>> START GIVEN DATA
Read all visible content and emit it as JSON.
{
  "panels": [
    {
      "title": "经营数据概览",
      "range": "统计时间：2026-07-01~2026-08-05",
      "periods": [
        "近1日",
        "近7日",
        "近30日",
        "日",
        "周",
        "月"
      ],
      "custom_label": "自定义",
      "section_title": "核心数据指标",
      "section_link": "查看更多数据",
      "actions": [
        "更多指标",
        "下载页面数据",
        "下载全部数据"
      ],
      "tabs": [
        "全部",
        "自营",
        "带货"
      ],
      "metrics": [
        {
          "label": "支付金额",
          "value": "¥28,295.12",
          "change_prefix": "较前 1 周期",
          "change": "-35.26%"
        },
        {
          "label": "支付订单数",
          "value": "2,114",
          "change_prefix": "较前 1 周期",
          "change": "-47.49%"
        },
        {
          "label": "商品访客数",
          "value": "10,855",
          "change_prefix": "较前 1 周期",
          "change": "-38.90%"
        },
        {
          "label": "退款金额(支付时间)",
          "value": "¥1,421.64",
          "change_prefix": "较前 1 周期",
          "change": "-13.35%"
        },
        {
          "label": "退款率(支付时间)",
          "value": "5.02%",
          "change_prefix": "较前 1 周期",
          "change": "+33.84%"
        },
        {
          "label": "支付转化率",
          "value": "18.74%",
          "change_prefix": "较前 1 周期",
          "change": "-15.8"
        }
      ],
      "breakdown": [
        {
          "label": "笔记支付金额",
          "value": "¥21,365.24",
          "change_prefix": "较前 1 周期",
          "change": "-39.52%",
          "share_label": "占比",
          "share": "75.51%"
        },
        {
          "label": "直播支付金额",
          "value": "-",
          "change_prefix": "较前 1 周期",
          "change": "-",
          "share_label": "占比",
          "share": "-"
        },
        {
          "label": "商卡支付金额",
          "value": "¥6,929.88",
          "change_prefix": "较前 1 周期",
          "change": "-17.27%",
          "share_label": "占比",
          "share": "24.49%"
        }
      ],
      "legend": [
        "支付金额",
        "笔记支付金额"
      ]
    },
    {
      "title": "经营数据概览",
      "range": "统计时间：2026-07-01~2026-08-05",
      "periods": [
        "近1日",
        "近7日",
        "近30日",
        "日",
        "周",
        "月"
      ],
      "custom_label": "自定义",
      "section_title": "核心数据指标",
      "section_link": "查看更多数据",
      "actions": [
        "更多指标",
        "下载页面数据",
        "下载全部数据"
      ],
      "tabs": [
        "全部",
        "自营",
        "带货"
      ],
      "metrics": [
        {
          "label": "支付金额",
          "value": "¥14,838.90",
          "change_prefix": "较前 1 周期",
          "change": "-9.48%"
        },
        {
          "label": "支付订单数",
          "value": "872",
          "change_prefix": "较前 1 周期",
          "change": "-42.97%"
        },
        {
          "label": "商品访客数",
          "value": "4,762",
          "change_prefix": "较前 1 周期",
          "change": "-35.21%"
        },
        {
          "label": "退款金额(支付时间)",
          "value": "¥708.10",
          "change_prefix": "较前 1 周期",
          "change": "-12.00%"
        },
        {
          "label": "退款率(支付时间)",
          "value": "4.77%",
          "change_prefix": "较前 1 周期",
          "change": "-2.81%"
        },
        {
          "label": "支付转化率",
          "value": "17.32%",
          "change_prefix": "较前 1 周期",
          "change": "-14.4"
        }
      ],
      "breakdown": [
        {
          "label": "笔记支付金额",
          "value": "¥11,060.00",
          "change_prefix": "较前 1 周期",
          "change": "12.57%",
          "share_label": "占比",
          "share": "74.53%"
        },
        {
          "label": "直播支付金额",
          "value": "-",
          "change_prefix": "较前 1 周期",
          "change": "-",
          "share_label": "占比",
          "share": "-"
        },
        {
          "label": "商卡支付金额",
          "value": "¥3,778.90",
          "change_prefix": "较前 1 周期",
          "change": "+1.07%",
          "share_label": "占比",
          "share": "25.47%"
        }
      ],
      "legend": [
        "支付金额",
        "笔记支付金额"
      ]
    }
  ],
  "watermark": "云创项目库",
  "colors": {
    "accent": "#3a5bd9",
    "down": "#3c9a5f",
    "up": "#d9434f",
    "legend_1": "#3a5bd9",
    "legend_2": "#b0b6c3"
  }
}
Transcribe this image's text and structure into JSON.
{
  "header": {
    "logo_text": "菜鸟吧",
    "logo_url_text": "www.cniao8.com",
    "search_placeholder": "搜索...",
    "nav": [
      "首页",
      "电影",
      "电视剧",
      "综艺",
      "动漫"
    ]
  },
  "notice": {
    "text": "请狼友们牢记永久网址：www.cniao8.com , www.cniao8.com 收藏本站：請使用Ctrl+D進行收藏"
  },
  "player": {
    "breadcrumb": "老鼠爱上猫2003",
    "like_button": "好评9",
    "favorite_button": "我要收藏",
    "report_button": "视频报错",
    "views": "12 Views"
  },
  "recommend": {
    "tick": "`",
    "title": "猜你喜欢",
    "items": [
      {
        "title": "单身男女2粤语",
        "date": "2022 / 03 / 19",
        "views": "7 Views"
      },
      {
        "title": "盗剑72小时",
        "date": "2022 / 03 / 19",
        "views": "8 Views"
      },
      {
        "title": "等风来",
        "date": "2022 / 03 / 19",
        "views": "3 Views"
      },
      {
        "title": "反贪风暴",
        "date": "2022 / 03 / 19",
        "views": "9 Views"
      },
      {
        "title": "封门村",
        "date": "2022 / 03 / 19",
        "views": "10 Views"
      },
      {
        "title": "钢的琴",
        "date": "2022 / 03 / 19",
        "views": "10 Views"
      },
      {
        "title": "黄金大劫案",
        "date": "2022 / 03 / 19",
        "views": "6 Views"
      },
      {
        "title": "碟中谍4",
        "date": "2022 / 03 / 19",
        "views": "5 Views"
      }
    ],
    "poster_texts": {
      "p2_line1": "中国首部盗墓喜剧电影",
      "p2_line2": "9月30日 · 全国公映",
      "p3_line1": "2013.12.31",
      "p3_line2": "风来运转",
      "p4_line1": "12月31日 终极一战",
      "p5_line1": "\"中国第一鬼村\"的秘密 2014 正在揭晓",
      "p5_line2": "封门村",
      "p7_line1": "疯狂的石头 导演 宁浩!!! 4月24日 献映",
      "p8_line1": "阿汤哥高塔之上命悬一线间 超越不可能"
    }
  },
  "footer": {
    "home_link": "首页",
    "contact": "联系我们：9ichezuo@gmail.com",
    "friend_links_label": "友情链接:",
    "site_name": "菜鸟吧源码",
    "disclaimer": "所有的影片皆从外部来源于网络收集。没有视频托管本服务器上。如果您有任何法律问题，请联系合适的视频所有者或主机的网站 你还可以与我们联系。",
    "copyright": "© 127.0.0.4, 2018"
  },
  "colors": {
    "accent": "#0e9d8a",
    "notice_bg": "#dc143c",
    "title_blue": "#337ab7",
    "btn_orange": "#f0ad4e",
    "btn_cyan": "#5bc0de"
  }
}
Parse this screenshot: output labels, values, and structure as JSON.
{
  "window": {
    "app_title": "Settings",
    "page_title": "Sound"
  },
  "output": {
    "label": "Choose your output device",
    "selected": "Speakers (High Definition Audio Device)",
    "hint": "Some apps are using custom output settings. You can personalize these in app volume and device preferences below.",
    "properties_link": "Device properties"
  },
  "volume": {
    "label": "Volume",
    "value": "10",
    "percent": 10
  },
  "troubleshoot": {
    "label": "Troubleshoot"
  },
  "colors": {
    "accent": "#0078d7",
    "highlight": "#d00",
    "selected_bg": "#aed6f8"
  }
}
>> END GIVEN DATA
Repeat the records above exactly, leaving none out.

Read all visible content and emit it as JSON.
{
  "panels": [
    {
      "title": "经营数据概览",
      "range": "统计时间：2026-07-01~2026-08-05",
      "periods": [
        "近1日",
        "近7日",
        "近30日",
        "日",
        "周",
        "月"
      ],
      "custom_label": "自定义",
      "section_title": "核心数据指标",
      "section_link": "查看更多数据",
      "actions": [
        "更多指标",
        "下载页面数据",
        "下载全部数据"
      ],
      "tabs": [
        "全部",
        "自营",
        "带货"
      ],
      "metrics": [
        {
          "label": "支付金额",
          "value": "¥28,295.12",
          "change_prefix": "较前 1 周期",
          "change": "-35.26%"
        },
        {
          "label": "支付订单数",
          "value": "2,114",
          "change_prefix": "较前 1 周期",
          "change": "-47.49%"
        },
        {
          "label": "商品访客数",
          "value": "10,855",
          "change_prefix": "较前 1 周期",
          "change": "-38.90%"
        },
        {
          "label": "退款金额(支付时间)",
          "value": "¥1,421.64",
          "change_prefix": "较前 1 周期",
          "change": "-13.35%"
        },
        {
          "label": "退款率(支付时间)",
          "value": "5.02%",
          "change_prefix": "较前 1 周期",
          "change": "+33.84%"
        },
        {
          "label": "支付转化率",
          "value": "18.74%",
          "change_prefix": "较前 1 周期",
          "change": "-15.8"
        }
      ],
      "breakdown": [
        {
          "label": "笔记支付金额",
          "value": "¥21,365.24",
          "change_prefix": "较前 1 周期",
          "change": "-39.52%",
          "share_label": "占比",
          "share": "75.51%"
        },
        {
          "label": "直播支付金额",
          "value": "-",
          "change_prefix": "较前 1 周期",
          "change": "-",
          "share_label": "占比",
          "share": "-"
        },
        {
          "label": "商卡支付金额",
          "value": "¥6,929.88",
          "change_prefix": "较前 1 周期",
          "change": "-17.27%",
          "share_label": "占比",
          "share": "24.49%"
        }
      ],
      "legend": [
        "支付金额",
        "笔记支付金额"
      ]
    },
    {
      "title": "经营数据概览",
      "range": "统计时间：2026-07-01~2026-08-05",
      "periods": [
        "近1日",
        "近7日",
        "近30日",
        "日",
        "周",
        "月"
      ],
      "custom_label": "自定义",
      "section_title": "核心数据指标",
      "section_link": "查看更多数据",
      "actions": [
        "更多指标",
        "下载页面数据",
        "下载全部数据"
      ],
      "tabs": [
        "全部",
        "自营",
        "带货"
      ],
      "metrics": [
        {
          "label": "支付金额",
          "value": "¥14,838.90",
          "change_prefix": "较前 1 周期",
          "change": "-9.48%"
        },
        {
          "label": "支付订单数",
          "value": "872",
          "change_prefix": "较前 1 周期",
          "change": "-42.97%"
        },
        {
          "label": "商品访客数",
          "value": "4,762",
          "change_prefix": "较前 1 周期",
          "change": "-35.21%"
        },
        {
          "label": "退款金额(支付时间)",
          "value": "¥708.10",
          "change_prefix": "较前 1 周期",
          "change": "-12.00%"
        },
        {
          "label": "退款率(支付时间)",
          "value": "4.77%",
          "change_prefix": "较前 1 周期",
          "change": "-2.81%"
        },
        {
          "label": "支付转化率",
          "value": "17.32%",
          "change_prefix": "较前 1 周期",
          "change": "-14.4"
        }
      ],
      "breakdown": [
        {
          "label": "笔记支付金额",
          "value": "¥11,060.00",
          "change_prefix": "较前 1 周期",
          "change": "12.57%",
          "share_label": "占比",
          "share": "74.53%"
        },
        {
          "label": "直播支付金额",
          "value": "-",
          "change_prefix": "较前 1 周期",
          "change": "-",
          "share_label": "占比",
          "share": "-"
        },
        {
          "label": "商卡支付金额",
          "value": "¥3,778.90",
          "change_prefix": "较前 1 周期",
          "change": "+1.07%",
          "share_label": "占比",
          "share": "25.47%"
        }
      ],
      "legend": [
        "支付金额",
        "笔记支付金额"
      ]
    }
  ],
  "watermark": "云创项目库",
  "colors": {
    "accent": "#3a5bd9",
    "down": "#3c9a5f",
    "up": "#d9434f",
    "legend_1": "#3a5bd9",
    "legend_2": "#b0b6c3"
  }
}
Transcribe this image's text and structure into JSON.
{
  "header": {
    "logo_text": "菜鸟吧",
    "logo_url_text": "www.cniao8.com",
    "search_placeholder": "搜索...",
    "nav": [
      "首页",
      "电影",
      "电视剧",
      "综艺",
      "动漫"
    ]
  },
  "notice": {
    "text": "请狼友们牢记永久网址：www.cniao8.com , www.cniao8.com 收藏本站：請使用Ctrl+D進行收藏"
  },
  "player": {
    "breadcrumb": "老鼠爱上猫2003",
    "like_button": "好评9",
    "favorite_button": "我要收藏",
    "report_button": "视频报错",
    "views": "12 Views"
  },
  "recommend": {
    "tick": "`",
    "title": "猜你喜欢",
    "items": [
      {
        "title": "单身男女2粤语",
        "date": "2022 / 03 / 19",
        "views": "7 Views"
      },
      {
        "title": "盗剑72小时",
        "date": "2022 / 03 / 19",
        "views": "8 Views"
      },
      {
        "title": "等风来",
        "date": "2022 / 03 / 19",
        "views": "3 Views"
      },
      {
        "title": "反贪风暴",
        "date": "2022 / 03 / 19",
        "views": "9 Views"
      },
      {
        "title": "封门村",
        "date": "2022 / 03 / 19",
        "views": "10 Views"
      },
      {
        "title": "钢的琴",
        "date": "2022 / 03 / 19",
        "views": "10 Views"
      },
      {
        "title": "黄金大劫案",
        "date": "2022 / 03 / 19",
        "views": "6 Views"
      },
      {
        "title": "碟中谍4",
        "date": "2022 / 03 / 19",
        "views": "5 Views"
      }
    ],
    "poster_texts": {
      "p2_line1": "中国首部盗墓喜剧电影",
      "p2_line2": "9月30日 · 全国公映",
      "p3_line1": "2013.12.31",
      "p3_line2": "风来运转",
      "p4_line1": "12月31日 终极一战",
      "p5_line1": "\"中国第一鬼村\"的秘密 2014 正在揭晓",
      "p5_line2": "封门村",
      "p7_line1": "疯狂的石头 导演 宁浩!!! 4月24日 献映",
      "p8_line1": "阿汤哥高塔之上命悬一线间 超越不可能"
    }
  },
  "footer": {
    "home_link": "首页",
    "contact": "联系我们：9ichezuo@gmail.com",
    "friend_links_label": "友情链接:",
    "site_name": "菜鸟吧源码",
    "disclaimer": "所有的影片皆从外部来源于网络收集。没有视频托管本服务器上。如果您有任何法律问题，请联系合适的视频所有者或主机的网站 你还可以与我们联系。",
    "copyright": "© 127.0.0.4, 2018"
  },
  "colors": {
    "accent": "#0e9d8a",
    "notice_bg": "#dc143c",
    "title_blue": "#337ab7",
    "btn_orange": "#f0ad4e",
    "btn_cyan": "#5bc0de"
  }
}
Parse this screenshot: output labels, values, and structure as JSON.
{
  "window": {
    "app_title": "Settings",
    "page_title": "Sound"
  },
  "output": {
    "label": "Choose your output device",
    "selected": "Speakers (High Definition Audio Device)",
    "hint": "Some apps are using custom output settings. You can personalize these in app volume and device preferences below.",
    "properties_link": "Device properties"
  },
  "volume": {
    "label": "Volume",
    "value": "10",
    "percent": 10
  },
  "troubleshoot": {
    "label": "Troubleshoot"
  },
  "colors": {
    "accent": "#0078d7",
    "highlight": "#d00",
    "selected_bg": "#aed6f8"
  }
}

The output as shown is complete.